■ TEXT SEGMENT:
[Start of Attachment]
Even when bombs aren't falling on their homes and troops marching through their streets the working class is forced to bear the brunt of capitalist speculation, which artificially raises the prices of goods to squeeze more profits out of war. As we've seen with the U.S. war of aggression against Iran, rising fuel prices have already led to price increases for basic necessities in many countries, such as canned goods, bread, water, soap, and detergent all across Southeast Asia and Latin America.

Wherever the U.S. has propped up its puppet regimes, often through covert means of warfare such as sanctions or financing coups d'état, working people experience super-exploitation in the form of low wages and unbearable working hours at the hands of U.S. multinational corporations, while U.S.-backed puppet militaries suppress them under the boot of fascism.

As Workers Suffer the Imperialists Profit

Capitalists are constantly searching for new land and labor to exploit. When they cannot secure these through economic coercion, they turn to war. Thus, wars are not only profitable in their making, through weapons production and resource extraction, but they are also essential to the survival of the capitalist system itself. Expansion through violence in and attempt to resolve the system’s internal contradictions by opening new markets, capturing cheap labor and raw materials, and temporarily restoring profitability in times of crisis.

Militarization and war have always been profitable ventures for monopoly capitalists and imperialist ruling classes. Across all imperialist countries, and the semi-colonies that the U.S. plans to use as pawns in future wars, war preparations are marked by massive increases in defense budgets. The same governments that slash social programs, suppress workers’ rights, and crush democratic movements pour billions into militarization, diverting vital resources away from healthcare, education, housing, and public infrastructure that working people and oppressed communities urgently need.

Weapons and War Transnational Corporations in the field of weapons, technology and mining feed directly on U.S. led wars. They force workers to produce weapons of war used to exact massive destruction while denying them living wages, safe working conditions, and basic rights to organize. The weapons they manufacture depend on minerals extracted through super-exploitation and plunder, which devastates the environment and relies on horrific working conditions putting workers in claustrophobic spaces often exposed to toxic chemicals without proper protection.
[End of Attachment]
■ WORK REQUIRED: Carry on the text on war profits from its final sentence. The listing that comes next is separate from the text on war profits.

■ DATA PROVIDED:
[Start of Attachment]
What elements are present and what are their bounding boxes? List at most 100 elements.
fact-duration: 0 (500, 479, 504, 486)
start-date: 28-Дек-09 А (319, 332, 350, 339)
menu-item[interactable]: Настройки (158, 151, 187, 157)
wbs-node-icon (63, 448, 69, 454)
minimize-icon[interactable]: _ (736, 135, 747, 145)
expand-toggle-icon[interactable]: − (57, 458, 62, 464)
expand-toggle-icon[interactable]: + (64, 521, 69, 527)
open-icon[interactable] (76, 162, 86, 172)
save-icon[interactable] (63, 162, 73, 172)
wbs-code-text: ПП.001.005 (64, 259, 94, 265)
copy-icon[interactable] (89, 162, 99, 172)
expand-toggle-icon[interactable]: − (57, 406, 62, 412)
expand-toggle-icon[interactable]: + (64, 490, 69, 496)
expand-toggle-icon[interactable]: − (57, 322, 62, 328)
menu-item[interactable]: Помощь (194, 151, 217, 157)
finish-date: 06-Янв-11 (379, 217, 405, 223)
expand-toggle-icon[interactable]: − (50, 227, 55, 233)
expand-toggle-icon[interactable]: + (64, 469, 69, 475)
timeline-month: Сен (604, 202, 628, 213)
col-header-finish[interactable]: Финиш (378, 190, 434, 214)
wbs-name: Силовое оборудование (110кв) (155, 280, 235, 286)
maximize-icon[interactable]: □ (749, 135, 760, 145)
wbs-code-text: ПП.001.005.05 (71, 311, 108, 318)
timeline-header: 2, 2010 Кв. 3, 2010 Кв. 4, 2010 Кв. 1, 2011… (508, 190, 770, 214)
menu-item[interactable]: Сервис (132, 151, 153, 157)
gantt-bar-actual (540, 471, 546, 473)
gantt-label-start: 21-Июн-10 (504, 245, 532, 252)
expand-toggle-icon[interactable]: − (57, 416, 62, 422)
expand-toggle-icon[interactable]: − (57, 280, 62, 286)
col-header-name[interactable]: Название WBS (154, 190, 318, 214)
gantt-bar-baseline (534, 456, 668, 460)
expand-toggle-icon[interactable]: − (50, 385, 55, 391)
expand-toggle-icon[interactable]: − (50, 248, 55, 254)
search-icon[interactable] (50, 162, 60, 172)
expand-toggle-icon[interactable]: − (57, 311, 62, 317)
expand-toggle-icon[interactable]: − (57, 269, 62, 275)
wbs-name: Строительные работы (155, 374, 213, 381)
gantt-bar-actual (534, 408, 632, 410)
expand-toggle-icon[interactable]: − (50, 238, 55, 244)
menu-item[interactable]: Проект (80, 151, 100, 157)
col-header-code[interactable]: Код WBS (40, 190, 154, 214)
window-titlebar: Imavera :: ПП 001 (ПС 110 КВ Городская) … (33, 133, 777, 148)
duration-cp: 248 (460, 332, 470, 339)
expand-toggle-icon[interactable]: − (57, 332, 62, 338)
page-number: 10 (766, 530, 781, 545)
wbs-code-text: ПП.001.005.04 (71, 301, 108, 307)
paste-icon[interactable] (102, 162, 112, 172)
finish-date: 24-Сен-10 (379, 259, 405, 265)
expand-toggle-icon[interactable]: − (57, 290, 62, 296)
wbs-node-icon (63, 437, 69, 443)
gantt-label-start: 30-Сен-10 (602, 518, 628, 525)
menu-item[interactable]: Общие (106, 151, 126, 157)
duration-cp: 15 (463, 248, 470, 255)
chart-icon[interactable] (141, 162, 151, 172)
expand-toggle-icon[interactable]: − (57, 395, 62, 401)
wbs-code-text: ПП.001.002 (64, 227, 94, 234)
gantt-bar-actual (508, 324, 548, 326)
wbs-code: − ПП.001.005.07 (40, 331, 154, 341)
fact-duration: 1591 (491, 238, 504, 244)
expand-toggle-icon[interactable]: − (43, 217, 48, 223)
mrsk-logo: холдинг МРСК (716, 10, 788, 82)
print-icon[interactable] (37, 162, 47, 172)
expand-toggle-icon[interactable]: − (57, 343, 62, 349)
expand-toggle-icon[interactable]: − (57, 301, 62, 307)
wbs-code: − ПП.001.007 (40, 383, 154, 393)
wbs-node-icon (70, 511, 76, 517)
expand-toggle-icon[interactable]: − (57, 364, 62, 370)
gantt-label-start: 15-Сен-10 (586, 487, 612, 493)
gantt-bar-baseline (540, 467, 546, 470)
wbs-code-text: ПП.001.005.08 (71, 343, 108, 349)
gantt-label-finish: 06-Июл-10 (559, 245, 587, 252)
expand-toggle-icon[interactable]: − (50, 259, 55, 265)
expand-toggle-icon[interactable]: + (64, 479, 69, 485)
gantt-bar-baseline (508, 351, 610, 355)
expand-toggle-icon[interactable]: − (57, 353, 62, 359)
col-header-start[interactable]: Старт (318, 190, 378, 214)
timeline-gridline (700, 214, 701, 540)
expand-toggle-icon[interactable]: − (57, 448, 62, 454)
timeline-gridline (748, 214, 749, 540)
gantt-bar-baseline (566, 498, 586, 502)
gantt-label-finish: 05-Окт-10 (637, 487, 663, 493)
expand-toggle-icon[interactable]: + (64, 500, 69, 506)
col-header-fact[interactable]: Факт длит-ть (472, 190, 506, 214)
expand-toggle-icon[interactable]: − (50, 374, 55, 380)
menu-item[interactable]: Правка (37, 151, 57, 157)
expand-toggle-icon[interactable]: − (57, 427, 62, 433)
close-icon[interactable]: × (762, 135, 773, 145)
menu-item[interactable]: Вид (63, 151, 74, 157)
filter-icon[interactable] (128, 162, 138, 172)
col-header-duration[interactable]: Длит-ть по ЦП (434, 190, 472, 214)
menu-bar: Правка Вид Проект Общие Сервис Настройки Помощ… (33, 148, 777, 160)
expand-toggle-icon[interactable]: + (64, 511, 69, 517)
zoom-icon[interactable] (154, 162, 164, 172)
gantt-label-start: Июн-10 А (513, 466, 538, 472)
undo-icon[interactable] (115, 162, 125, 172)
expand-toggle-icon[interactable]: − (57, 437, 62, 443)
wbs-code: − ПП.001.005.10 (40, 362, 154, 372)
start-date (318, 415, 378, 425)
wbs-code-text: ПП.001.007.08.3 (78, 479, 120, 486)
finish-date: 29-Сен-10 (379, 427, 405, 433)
[End of Attachment]
■ EXPECTED ANSWER:
All Workers Unite Against Imperialist Wars

Workers are confronting mass unemployment, skyrocketing inflation, and cuts to social services that come in the wake of the war economy. Imperialist wars only benefit the ruling class. Therefore the working class has the most stake in ending them because they pay with their lives to keep this imperialist system alive.

In many countries the working people of the world are already taking the lead in the struggle for just peace, national liberation, and sovereignty against U.S. military oppression. Through militant workers' organizations, strikes that directly target the war machine, and solidarity actions with oppressed peoples, workers are resisting in multiple forms, refusing to load weapons onto ships, blocking military supply chains, and, taking up arms against U.S. military assets as well as building the missiles that target U.S. bases in West Asia.

The global anti-war movement must ensure it is part and parcel of the struggle of workers, because it is workers who bear the heaviest impacts of war and who hold the power to stop it. We must forge fighting coalitions and wide-ranging alliances that connect the issue of war to the everyday concerns of the working class, from the semi-colonies on the receiving end of bombs to the migrant communities and working class in the imperialist centers as we win back what has been stolen by the war lords of the imperialist class and march towards a just and lasting peace.

No to imperialist war! Workers of the world, unite for a just and lasting peace!